| Working data |
□ □ □

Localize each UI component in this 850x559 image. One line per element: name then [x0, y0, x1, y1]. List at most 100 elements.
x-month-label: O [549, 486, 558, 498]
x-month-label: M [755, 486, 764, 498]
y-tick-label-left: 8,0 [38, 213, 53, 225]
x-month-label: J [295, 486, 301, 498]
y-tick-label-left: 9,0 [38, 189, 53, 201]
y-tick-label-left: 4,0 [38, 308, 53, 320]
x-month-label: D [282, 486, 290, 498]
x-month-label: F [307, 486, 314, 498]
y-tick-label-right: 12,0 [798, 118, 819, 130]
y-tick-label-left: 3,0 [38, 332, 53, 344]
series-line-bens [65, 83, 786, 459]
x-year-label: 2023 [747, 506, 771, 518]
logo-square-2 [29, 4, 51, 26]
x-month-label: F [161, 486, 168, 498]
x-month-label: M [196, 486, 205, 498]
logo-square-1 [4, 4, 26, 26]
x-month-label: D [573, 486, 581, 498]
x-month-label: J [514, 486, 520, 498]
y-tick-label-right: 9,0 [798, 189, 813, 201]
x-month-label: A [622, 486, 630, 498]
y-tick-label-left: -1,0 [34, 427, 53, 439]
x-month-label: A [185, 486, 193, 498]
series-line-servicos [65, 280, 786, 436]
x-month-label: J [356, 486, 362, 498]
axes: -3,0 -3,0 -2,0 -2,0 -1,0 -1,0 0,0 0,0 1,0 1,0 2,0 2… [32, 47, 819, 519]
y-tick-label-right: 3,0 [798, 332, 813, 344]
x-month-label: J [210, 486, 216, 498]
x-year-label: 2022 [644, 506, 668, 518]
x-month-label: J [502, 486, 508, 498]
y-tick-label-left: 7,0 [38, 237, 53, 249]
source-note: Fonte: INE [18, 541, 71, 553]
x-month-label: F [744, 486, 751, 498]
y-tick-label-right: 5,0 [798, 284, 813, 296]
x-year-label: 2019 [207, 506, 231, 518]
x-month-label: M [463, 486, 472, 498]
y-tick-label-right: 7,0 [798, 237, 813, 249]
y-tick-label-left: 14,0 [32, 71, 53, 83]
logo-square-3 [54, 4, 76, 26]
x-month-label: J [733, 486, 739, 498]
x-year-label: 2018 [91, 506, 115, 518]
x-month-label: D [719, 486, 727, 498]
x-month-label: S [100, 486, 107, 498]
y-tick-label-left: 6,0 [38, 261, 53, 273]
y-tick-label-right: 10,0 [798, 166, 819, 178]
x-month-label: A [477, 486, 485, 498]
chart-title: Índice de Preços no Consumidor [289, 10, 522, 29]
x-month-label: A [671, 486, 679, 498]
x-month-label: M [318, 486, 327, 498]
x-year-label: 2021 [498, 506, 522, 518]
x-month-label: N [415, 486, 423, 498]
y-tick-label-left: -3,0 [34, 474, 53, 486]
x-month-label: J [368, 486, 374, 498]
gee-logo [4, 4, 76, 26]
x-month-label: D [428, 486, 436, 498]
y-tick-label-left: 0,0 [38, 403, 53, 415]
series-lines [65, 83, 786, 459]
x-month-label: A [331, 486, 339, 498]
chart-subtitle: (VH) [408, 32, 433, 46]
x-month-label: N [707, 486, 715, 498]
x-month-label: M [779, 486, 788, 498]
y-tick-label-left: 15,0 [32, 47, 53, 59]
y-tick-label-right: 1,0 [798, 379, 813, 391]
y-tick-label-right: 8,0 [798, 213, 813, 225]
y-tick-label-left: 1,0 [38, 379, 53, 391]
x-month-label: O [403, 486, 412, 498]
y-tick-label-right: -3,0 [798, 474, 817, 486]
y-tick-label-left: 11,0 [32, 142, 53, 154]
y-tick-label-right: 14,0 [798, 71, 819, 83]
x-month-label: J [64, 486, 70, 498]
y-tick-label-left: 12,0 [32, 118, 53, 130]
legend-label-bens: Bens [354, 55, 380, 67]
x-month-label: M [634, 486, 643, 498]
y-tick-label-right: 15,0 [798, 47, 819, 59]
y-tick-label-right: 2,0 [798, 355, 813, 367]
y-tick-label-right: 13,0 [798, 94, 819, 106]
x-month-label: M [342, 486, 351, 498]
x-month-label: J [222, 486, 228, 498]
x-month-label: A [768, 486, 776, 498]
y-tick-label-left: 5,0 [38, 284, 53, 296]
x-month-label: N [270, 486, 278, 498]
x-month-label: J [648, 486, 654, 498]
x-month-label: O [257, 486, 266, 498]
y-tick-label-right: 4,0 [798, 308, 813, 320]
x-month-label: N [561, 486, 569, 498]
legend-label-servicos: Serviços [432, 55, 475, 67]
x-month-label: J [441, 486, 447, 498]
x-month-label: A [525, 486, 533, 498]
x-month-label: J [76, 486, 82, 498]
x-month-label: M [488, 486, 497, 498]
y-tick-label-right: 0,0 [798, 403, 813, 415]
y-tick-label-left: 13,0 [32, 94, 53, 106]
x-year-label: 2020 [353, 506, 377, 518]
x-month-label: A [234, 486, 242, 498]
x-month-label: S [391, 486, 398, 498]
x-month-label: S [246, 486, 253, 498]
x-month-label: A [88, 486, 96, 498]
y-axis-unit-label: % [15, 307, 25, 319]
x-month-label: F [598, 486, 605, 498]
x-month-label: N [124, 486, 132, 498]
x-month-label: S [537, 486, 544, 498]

□ □ □

Rewrite all the lines above as a Markdown table with the columns "No." and "Line": the first column gives a row number, and the second gives the line. Omit any blank lines.

| Answer to this problem |
| No. | Line |
|---|---|
| 1 | Localize each UI component in this 850x559 image. One line per element: name then [x0, y0, x1, y1]. List at most 100 elements. |
| 2 | x-month-label: O [549, 486, 558, 498] |
| 3 | x-month-label: M [755, 486, 764, 498] |
| 4 | y-tick-label-left: 8,0 [38, 213, 53, 225] |
| 5 | x-month-label: J [295, 486, 301, 498] |
| 6 | y-tick-label-left: 9,0 [38, 189, 53, 201] |
| 7 | y-tick-label-left: 4,0 [38, 308, 53, 320] |
| 8 | x-month-label: D [282, 486, 290, 498] |
| 9 | x-month-label: F [307, 486, 314, 498] |
| 10 | y-tick-label-right: 12,0 [798, 118, 819, 130] |
| 11 | y-tick-label-left: 3,0 [38, 332, 53, 344] |
| 12 | series-line-bens [65, 83, 786, 459] |
| 13 | x-year-label: 2023 [747, 506, 771, 518] |
| 14 | logo-square-2 [29, 4, 51, 26] |
| 15 | x-month-label: F [161, 486, 168, 498] |
| 16 | x-month-label: M [196, 486, 205, 498] |
| 17 | logo-square-1 [4, 4, 26, 26] |
| 18 | x-month-label: D [573, 486, 581, 498] |
| 19 | x-month-label: J [514, 486, 520, 498] |
| 20 | y-tick-label-right: 9,0 [798, 189, 813, 201] |
| 21 | x-month-label: A [622, 486, 630, 498] |
| 22 | y-tick-label-left: -1,0 [34, 427, 53, 439] |
| 23 | x-month-label: A [185, 486, 193, 498] |
| 24 | series-line-servicos [65, 280, 786, 436] |
| 25 | x-month-label: J [356, 486, 362, 498] |
| 26 | axes: -3,0 -3,0 -2,0 -2,0 -1,0 -1,0 0,0 0,0 1,0 1,0 2,0 2… [32, 47, 819, 519] |
| 27 | y-tick-label-right: 3,0 [798, 332, 813, 344] |
| 28 | x-month-label: J [210, 486, 216, 498] |
| 29 | x-year-label: 2022 [644, 506, 668, 518] |
| 30 | x-month-label: J [502, 486, 508, 498] |
| 31 | y-tick-label-left: 7,0 [38, 237, 53, 249] |
| 32 | source-note: Fonte: INE [18, 541, 71, 553] |
| 33 | x-month-label: F [744, 486, 751, 498] |
| 34 | y-tick-label-right: 5,0 [798, 284, 813, 296] |
| 35 | x-year-label: 2019 [207, 506, 231, 518] |
| 36 | x-month-label: M [463, 486, 472, 498] |
| 37 | y-tick-label-right: 7,0 [798, 237, 813, 249] |
| 38 | y-tick-label-left: 14,0 [32, 71, 53, 83] |
| 39 | logo-square-3 [54, 4, 76, 26] |
| 40 | x-month-label: J [733, 486, 739, 498] |
| 41 | x-year-label: 2018 [91, 506, 115, 518] |
| 42 | x-month-label: D [719, 486, 727, 498] |
| 43 | x-month-label: S [100, 486, 107, 498] |
| 44 | y-tick-label-left: 6,0 [38, 261, 53, 273] |
| 45 | y-tick-label-right: 10,0 [798, 166, 819, 178] |
| 46 | x-month-label: A [477, 486, 485, 498] |
| 47 | chart-title: Índice de Preços no Consumidor [289, 10, 522, 29] |
| 48 | x-month-label: A [671, 486, 679, 498] |
| 49 | x-month-label: M [318, 486, 327, 498] |
| 50 | x-year-label: 2021 [498, 506, 522, 518] |
| 51 | x-month-label: N [415, 486, 423, 498] |
| 52 | y-tick-label-left: -3,0 [34, 474, 53, 486] |
| 53 | x-month-label: J [368, 486, 374, 498] |
| 54 | gee-logo [4, 4, 76, 26] |
| 55 | x-month-label: D [428, 486, 436, 498] |
| 56 | y-tick-label-left: 0,0 [38, 403, 53, 415] |
| 57 | series-lines [65, 83, 786, 459] |
| 58 | x-month-label: A [331, 486, 339, 498] |
| 59 | chart-subtitle: (VH) [408, 32, 433, 46] |
| 60 | x-month-label: N [707, 486, 715, 498] |
| 61 | x-month-label: M [779, 486, 788, 498] |
| 62 | y-tick-label-left: 15,0 [32, 47, 53, 59] |
| 63 | y-tick-label-right: 1,0 [798, 379, 813, 391] |
| 64 | y-tick-label-right: 8,0 [798, 213, 813, 225] |
| 65 | y-tick-label-left: 1,0 [38, 379, 53, 391] |
| 66 | x-month-label: O [403, 486, 412, 498] |
| 67 | y-tick-label-right: -3,0 [798, 474, 817, 486] |
| 68 | y-tick-label-left: 11,0 [32, 142, 53, 154] |
| 69 | y-tick-label-right: 14,0 [798, 71, 819, 83] |
| 70 | x-month-label: J [64, 486, 70, 498] |
| 71 | y-tick-label-left: 12,0 [32, 118, 53, 130] |
| 72 | legend-label-bens: Bens [354, 55, 380, 67] |
| 73 | x-month-label: M [634, 486, 643, 498] |
| 74 | y-tick-label-right: 15,0 [798, 47, 819, 59] |
| 75 | y-tick-label-right: 2,0 [798, 355, 813, 367] |
| 76 | y-tick-label-right: 13,0 [798, 94, 819, 106] |
| 77 | x-month-label: M [342, 486, 351, 498] |
| 78 | x-month-label: J [222, 486, 228, 498] |
| 79 | x-month-label: A [768, 486, 776, 498] |
| 80 | y-tick-label-left: 5,0 [38, 284, 53, 296] |
| 81 | x-month-label: N [270, 486, 278, 498] |
| 82 | x-month-label: J [648, 486, 654, 498] |
| 83 | x-month-label: O [257, 486, 266, 498] |
| 84 | y-tick-label-right: 4,0 [798, 308, 813, 320] |
| 85 | x-month-label: N [561, 486, 569, 498] |
| 86 | legend-label-servicos: Serviços [432, 55, 475, 67] |
| 87 | x-month-label: J [441, 486, 447, 498] |
| 88 | x-month-label: A [525, 486, 533, 498] |
| 89 | x-month-label: J [76, 486, 82, 498] |
| 90 | x-month-label: M [488, 486, 497, 498] |
| 91 | y-tick-label-right: 0,0 [798, 403, 813, 415] |
| 92 | y-tick-label-left: 13,0 [32, 94, 53, 106] |
| 93 | x-year-label: 2020 [353, 506, 377, 518] |
| 94 | x-month-label: A [234, 486, 242, 498] |
| 95 | x-month-label: S [391, 486, 398, 498] |
| 96 | x-month-label: S [246, 486, 253, 498] |
| 97 | x-month-label: A [88, 486, 96, 498] |
| 98 | y-axis-unit-label: % [15, 307, 25, 319] |
| 99 | x-month-label: F [598, 486, 605, 498] |
| 100 | x-month-label: N [124, 486, 132, 498] |
| 101 | x-month-label: S [537, 486, 544, 498] |